** START OF Exercise inputs **

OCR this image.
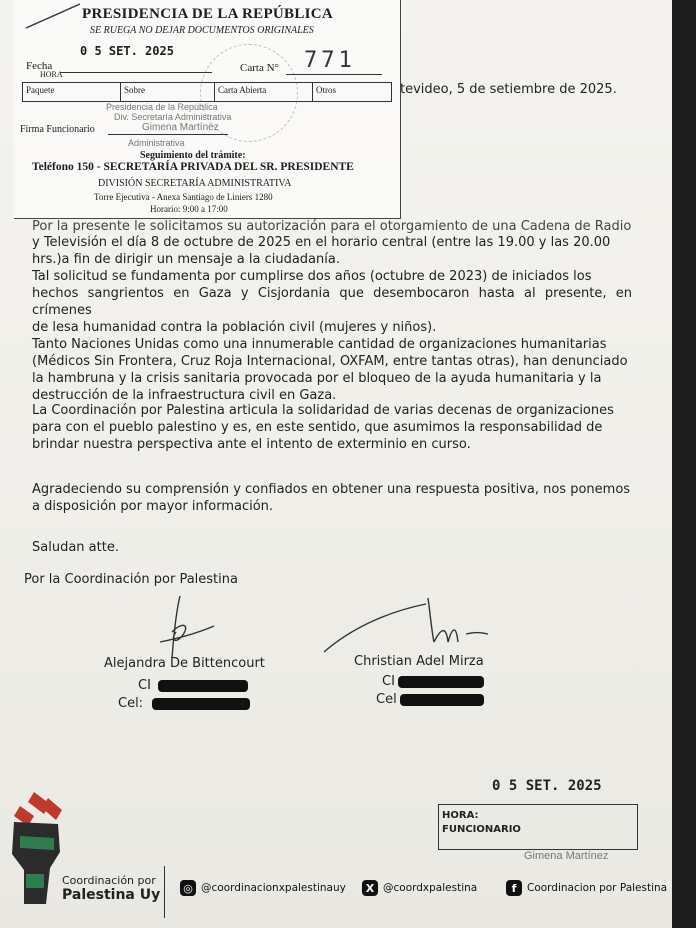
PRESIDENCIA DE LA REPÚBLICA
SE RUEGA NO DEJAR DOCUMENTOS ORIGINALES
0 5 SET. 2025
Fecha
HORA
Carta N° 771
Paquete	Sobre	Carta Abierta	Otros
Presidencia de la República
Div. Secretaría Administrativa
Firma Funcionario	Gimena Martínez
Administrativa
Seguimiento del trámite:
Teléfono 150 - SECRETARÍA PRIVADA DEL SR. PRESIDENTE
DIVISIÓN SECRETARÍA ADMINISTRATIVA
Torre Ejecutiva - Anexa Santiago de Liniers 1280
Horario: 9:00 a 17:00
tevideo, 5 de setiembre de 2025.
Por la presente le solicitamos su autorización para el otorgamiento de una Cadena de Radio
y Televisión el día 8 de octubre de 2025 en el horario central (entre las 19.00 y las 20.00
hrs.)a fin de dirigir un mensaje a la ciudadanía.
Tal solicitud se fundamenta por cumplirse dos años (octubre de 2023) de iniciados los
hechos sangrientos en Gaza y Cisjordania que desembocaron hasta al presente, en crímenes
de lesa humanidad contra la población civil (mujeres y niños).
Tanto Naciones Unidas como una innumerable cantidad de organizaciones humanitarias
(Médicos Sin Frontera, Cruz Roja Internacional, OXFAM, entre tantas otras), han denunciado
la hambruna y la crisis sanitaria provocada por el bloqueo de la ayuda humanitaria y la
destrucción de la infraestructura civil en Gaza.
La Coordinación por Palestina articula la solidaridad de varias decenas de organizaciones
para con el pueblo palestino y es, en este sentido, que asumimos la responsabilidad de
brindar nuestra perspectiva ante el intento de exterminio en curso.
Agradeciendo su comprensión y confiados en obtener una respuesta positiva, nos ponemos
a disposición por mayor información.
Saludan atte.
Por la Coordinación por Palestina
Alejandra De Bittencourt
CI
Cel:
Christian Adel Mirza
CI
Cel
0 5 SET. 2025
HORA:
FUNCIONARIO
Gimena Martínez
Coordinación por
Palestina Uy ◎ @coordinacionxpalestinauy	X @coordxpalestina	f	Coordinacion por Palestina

** END OF Exercise inputs **

Directive: Copy the entries above faithfully and omit every image.

Exercise solution:
OCR this image.
PRESIDENCIA DE LA REPÚBLICA
SE RUEGA NO DEJAR DOCUMENTOS ORIGINALES
0 5 SET. 2025
Fecha
HORA
Carta N° 771
Paquete	Sobre	Carta Abierta	Otros
Presidencia de la República
Div. Secretaría Administrativa
Firma Funcionario	Gimena Martínez
Administrativa
Seguimiento del trámite:
Teléfono 150 - SECRETARÍA PRIVADA DEL SR. PRESIDENTE
DIVISIÓN SECRETARÍA ADMINISTRATIVA
Torre Ejecutiva - Anexa Santiago de Liniers 1280
Horario: 9:00 a 17:00
tevideo, 5 de setiembre de 2025.
Por la presente le solicitamos su autorización para el otorgamiento de una Cadena de Radio
y Televisión el día 8 de octubre de 2025 en el horario central (entre las 19.00 y las 20.00
hrs.)a fin de dirigir un mensaje a la ciudadanía.
Tal solicitud se fundamenta por cumplirse dos años (octubre de 2023) de iniciados los
hechos sangrientos en Gaza y Cisjordania que desembocaron hasta al presente, en crímenes
de lesa humanidad contra la población civil (mujeres y niños).
Tanto Naciones Unidas como una innumerable cantidad de organizaciones humanitarias
(Médicos Sin Frontera, Cruz Roja Internacional, OXFAM, entre tantas otras), han denunciado
la hambruna y la crisis sanitaria provocada por el bloqueo de la ayuda humanitaria y la
destrucción de la infraestructura civil en Gaza.
La Coordinación por Palestina articula la solidaridad de varias decenas de organizaciones
para con el pueblo palestino y es, en este sentido, que asumimos la responsabilidad de
brindar nuestra perspectiva ante el intento de exterminio en curso.
Agradeciendo su comprensión y confiados en obtener una respuesta positiva, nos ponemos
a disposición por mayor información.
Saludan atte.
Por la Coordinación por Palestina
Alejandra De Bittencourt
CI
Cel:
Christian Adel Mirza
CI
Cel
0 5 SET. 2025
HORA:
FUNCIONARIO
Gimena Martínez
Coordinación por
Palestina Uy ◎ @coordinacionxpalestinauy	X @coordxpalestina	f	Coordinacion por Palestina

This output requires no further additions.